### MATERIAL SUPPLIED
╭──
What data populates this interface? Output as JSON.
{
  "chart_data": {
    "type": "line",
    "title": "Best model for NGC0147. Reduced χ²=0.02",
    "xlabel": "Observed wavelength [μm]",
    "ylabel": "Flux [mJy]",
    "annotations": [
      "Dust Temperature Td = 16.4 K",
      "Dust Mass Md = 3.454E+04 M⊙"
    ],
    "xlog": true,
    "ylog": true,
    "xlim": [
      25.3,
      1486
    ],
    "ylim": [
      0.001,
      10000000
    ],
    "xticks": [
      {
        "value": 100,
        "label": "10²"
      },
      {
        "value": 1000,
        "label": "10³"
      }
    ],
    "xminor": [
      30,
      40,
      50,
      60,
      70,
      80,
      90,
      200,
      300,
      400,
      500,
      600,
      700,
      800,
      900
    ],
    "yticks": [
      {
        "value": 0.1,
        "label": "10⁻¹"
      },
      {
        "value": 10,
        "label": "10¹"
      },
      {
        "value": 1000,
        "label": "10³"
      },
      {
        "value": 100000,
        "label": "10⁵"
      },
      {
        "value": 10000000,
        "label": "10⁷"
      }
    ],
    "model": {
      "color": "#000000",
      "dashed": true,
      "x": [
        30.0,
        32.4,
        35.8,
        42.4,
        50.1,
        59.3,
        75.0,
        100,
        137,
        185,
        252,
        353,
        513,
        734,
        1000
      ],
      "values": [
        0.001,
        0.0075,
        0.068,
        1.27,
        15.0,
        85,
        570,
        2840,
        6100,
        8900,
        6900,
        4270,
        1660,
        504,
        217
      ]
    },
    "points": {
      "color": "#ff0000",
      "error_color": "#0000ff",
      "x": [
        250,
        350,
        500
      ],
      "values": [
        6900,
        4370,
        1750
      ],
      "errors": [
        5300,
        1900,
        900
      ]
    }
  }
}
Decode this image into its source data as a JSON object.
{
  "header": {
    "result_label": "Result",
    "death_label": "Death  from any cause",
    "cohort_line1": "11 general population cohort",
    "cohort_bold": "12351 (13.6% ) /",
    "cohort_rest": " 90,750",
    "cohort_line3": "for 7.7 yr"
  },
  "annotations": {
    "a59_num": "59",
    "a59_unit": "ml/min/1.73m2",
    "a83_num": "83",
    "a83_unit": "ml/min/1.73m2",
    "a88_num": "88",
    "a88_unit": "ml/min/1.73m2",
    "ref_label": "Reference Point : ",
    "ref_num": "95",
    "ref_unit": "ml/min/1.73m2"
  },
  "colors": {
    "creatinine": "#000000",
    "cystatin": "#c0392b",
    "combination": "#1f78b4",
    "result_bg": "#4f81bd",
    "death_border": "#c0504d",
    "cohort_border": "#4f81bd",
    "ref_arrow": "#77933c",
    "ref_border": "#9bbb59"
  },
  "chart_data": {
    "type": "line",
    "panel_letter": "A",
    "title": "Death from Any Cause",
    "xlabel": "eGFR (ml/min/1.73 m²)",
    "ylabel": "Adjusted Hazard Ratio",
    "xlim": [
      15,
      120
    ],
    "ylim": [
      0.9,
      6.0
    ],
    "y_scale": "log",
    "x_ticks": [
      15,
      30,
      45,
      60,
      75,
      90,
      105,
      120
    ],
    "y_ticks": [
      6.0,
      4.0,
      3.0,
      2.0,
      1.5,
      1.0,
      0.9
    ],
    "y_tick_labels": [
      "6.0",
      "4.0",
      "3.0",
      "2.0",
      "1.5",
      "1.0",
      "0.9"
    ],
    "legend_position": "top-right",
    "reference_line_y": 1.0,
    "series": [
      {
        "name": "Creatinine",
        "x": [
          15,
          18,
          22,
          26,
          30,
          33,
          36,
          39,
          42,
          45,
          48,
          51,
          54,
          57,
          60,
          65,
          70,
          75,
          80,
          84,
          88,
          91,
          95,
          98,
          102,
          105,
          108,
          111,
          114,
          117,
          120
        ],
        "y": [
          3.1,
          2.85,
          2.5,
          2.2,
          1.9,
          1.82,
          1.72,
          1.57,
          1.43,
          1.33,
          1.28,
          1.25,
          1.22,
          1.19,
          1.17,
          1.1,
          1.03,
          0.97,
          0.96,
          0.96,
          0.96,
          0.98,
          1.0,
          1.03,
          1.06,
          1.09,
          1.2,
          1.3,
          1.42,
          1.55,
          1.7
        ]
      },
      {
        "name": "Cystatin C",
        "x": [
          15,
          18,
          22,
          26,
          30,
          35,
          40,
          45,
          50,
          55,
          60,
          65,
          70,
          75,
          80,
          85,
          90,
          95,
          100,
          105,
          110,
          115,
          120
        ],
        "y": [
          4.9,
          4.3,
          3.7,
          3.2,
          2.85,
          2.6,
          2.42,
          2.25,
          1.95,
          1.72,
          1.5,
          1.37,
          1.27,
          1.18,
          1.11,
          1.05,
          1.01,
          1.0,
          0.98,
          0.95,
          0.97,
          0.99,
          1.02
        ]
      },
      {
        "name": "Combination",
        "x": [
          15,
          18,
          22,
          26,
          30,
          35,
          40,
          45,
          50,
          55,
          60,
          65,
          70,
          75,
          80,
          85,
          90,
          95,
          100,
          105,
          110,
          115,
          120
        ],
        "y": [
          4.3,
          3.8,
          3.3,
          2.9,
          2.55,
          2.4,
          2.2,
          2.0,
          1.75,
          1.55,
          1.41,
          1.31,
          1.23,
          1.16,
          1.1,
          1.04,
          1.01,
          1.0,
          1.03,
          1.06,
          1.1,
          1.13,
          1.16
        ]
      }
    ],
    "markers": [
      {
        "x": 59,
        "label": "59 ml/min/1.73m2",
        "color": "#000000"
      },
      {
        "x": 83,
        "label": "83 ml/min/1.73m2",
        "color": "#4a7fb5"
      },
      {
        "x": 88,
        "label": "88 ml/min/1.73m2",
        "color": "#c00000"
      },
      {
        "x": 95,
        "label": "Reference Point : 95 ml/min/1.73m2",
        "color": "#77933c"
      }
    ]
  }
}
╰──
### WHAT TO DO
Write out every entry above, word for word.

### ANSWER TO THIS EXERCISE
What data populates this interface? Output as JSON.
{
  "chart_data": {
    "type": "line",
    "title": "Best model for NGC0147. Reduced χ²=0.02",
    "xlabel": "Observed wavelength [μm]",
    "ylabel": "Flux [mJy]",
    "annotations": [
      "Dust Temperature Td = 16.4 K",
      "Dust Mass Md = 3.454E+04 M⊙"
    ],
    "xlog": true,
    "ylog": true,
    "xlim": [
      25.3,
      1486
    ],
    "ylim": [
      0.001,
      10000000
    ],
    "xticks": [
      {
        "value": 100,
        "label": "10²"
      },
      {
        "value": 1000,
        "label": "10³"
      }
    ],
    "xminor": [
      30,
      40,
      50,
      60,
      70,
      80,
      90,
      200,
      300,
      400,
      500,
      600,
      700,
      800,
      900
    ],
    "yticks": [
      {
        "value": 0.1,
        "label": "10⁻¹"
      },
      {
        "value": 10,
        "label": "10¹"
      },
      {
        "value": 1000,
        "label": "10³"
      },
      {
        "value": 100000,
        "label": "10⁵"
      },
      {
        "value": 10000000,
        "label": "10⁷"
      }
    ],
    "model": {
      "color": "#000000",
      "dashed": true,
      "x": [
        30.0,
        32.4,
        35.8,
        42.4,
        50.1,
        59.3,
        75.0,
        100,
        137,
        185,
        252,
        353,
        513,
        734,
        1000
      ],
      "values": [
        0.001,
        0.0075,
        0.068,
        1.27,
        15.0,
        85,
        570,
        2840,
        6100,
        8900,
        6900,
        4270,
        1660,
        504,
        217
      ]
    },
    "points": {
      "color": "#ff0000",
      "error_color": "#0000ff",
      "x": [
        250,
        350,
        500
      ],
      "values": [
        6900,
        4370,
        1750
      ],
      "errors": [
        5300,
        1900,
        900
      ]
    }
  }
}
Decode this image into its source data as a JSON object.
{
  "header": {
    "result_label": "Result",
    "death_label": "Death  from any cause",
    "cohort_line1": "11 general population cohort",
    "cohort_bold": "12351 (13.6% ) /",
    "cohort_rest": " 90,750",
    "cohort_line3": "for 7.7 yr"
  },
  "annotations": {
    "a59_num": "59",
    "a59_unit": "ml/min/1.73m2",
    "a83_num": "83",
    "a83_unit": "ml/min/1.73m2",
    "a88_num": "88",
    "a88_unit": "ml/min/1.73m2",
    "ref_label": "Reference Point : ",
    "ref_num": "95",
    "ref_unit": "ml/min/1.73m2"
  },
  "colors": {
    "creatinine": "#000000",
    "cystatin": "#c0392b",
    "combination": "#1f78b4",
    "result_bg": "#4f81bd",
    "death_border": "#c0504d",
    "cohort_border": "#4f81bd",
    "ref_arrow": "#77933c",
    "ref_border": "#9bbb59"
  },
  "chart_data": {
    "type": "line",
    "panel_letter": "A",
    "title": "Death from Any Cause",
    "xlabel": "eGFR (ml/min/1.73 m²)",
    "ylabel": "Adjusted Hazard Ratio",
    "xlim": [
      15,
      120
    ],
    "ylim": [
      0.9,
      6.0
    ],
    "y_scale": "log",
    "x_ticks": [
      15,
      30,
      45,
      60,
      75,
      90,
      105,
      120
    ],
    "y_ticks": [
      6.0,
      4.0,
      3.0,
      2.0,
      1.5,
      1.0,
      0.9
    ],
    "y_tick_labels": [
      "6.0",
      "4.0",
      "3.0",
      "2.0",
      "1.5",
      "1.0",
      "0.9"
    ],
    "legend_position": "top-right",
    "reference_line_y": 1.0,
    "series": [
      {
        "name": "Creatinine",
        "x": [
          15,
          18,
          22,
          26,
          30,
          33,
          36,
          39,
          42,
          45,
          48,
          51,
          54,
          57,
          60,
          65,
          70,
          75,
          80,
          84,
          88,
          91,
          95,
          98,
          102,
          105,
          108,
          111,
          114,
          117,
          120
        ],
        "y": [
          3.1,
          2.85,
          2.5,
          2.2,
          1.9,
          1.82,
          1.72,
          1.57,
          1.43,
          1.33,
          1.28,
          1.25,
          1.22,
          1.19,
          1.17,
          1.1,
          1.03,
          0.97,
          0.96,
          0.96,
          0.96,
          0.98,
          1.0,
          1.03,
          1.06,
          1.09,
          1.2,
          1.3,
          1.42,
          1.55,
          1.7
        ]
      },
      {
        "name": "Cystatin C",
        "x": [
          15,
          18,
          22,
          26,
          30,
          35,
          40,
          45,
          50,
          55,
          60,
          65,
          70,
          75,
          80,
          85,
          90,
          95,
          100,
          105,
          110,
          115,
          120
        ],
        "y": [
          4.9,
          4.3,
          3.7,
          3.2,
          2.85,
          2.6,
          2.42,
          2.25,
          1.95,
          1.72,
          1.5,
          1.37,
          1.27,
          1.18,
          1.11,
          1.05,
          1.01,
          1.0,
          0.98,
          0.95,
          0.97,
          0.99,
          1.02
        ]
      },
      {
        "name": "Combination",
        "x": [
          15,
          18,
          22,
          26,
          30,
          35,
          40,
          45,
          50,
          55,
          60,
          65,
          70,
          75,
          80,
          85,
          90,
          95,
          100,
          105,
          110,
          115,
          120
        ],
        "y": [
          4.3,
          3.8,
          3.3,
          2.9,
          2.55,
          2.4,
          2.2,
          2.0,
          1.75,
          1.55,
          1.41,
          1.31,
          1.23,
          1.16,
          1.1,
          1.04,
          1.01,
          1.0,
          1.03,
          1.06,
          1.1,
          1.13,
          1.16
        ]
      }
    ],
    "markers": [
      {
        "x": 59,
        "label": "59 ml/min/1.73m2",
        "color": "#000000"
      },
      {
        "x": 83,
        "label": "83 ml/min/1.73m2",
        "color": "#4a7fb5"
      },
      {
        "x": 88,
        "label": "88 ml/min/1.73m2",
        "color": "#c00000"
      },
      {
        "x": 95,
        "label": "Reference Point : 95 ml/min/1.73m2",
        "color": "#77933c"
      }
    ]
  }
}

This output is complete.